▶ _Entries_
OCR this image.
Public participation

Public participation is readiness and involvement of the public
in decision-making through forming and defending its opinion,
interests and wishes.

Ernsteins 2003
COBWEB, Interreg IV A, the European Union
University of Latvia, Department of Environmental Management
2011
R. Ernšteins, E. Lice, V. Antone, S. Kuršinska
==
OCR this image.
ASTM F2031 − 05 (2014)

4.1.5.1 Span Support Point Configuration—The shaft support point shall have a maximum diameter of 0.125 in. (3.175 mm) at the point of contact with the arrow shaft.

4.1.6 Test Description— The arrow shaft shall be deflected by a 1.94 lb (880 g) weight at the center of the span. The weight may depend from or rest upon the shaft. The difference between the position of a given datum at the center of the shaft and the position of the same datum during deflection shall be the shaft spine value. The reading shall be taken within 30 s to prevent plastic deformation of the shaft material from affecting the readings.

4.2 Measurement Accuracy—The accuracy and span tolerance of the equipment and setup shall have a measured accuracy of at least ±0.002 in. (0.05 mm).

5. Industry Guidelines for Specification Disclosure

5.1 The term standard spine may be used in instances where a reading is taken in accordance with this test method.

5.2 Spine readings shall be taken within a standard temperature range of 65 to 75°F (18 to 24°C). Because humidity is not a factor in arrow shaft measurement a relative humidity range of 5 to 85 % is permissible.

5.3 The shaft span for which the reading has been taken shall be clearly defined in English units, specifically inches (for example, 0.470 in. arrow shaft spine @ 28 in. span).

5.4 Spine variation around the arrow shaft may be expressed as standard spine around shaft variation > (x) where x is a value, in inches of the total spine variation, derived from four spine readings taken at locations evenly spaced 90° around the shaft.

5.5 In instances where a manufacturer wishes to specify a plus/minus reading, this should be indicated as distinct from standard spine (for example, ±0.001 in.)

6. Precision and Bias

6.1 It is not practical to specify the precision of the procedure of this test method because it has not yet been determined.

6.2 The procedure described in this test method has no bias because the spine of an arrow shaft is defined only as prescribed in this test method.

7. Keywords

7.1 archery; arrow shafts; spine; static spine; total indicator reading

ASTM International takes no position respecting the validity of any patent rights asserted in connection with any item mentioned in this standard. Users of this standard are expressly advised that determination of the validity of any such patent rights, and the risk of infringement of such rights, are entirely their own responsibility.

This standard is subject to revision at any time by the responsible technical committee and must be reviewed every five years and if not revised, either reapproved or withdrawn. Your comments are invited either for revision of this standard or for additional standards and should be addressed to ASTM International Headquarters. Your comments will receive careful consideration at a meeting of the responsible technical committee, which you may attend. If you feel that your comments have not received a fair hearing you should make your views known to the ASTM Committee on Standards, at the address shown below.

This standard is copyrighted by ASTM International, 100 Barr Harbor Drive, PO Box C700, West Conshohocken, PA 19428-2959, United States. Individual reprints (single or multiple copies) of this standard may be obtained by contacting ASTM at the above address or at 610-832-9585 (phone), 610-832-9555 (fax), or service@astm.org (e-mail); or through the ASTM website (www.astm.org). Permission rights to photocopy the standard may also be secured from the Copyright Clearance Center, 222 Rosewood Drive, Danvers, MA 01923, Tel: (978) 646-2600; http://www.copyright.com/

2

▶ _Given instruction_
Lines holding the word "wishes" should be counted across the entries; state only how many there are.

▶ _Output for this exercise_
2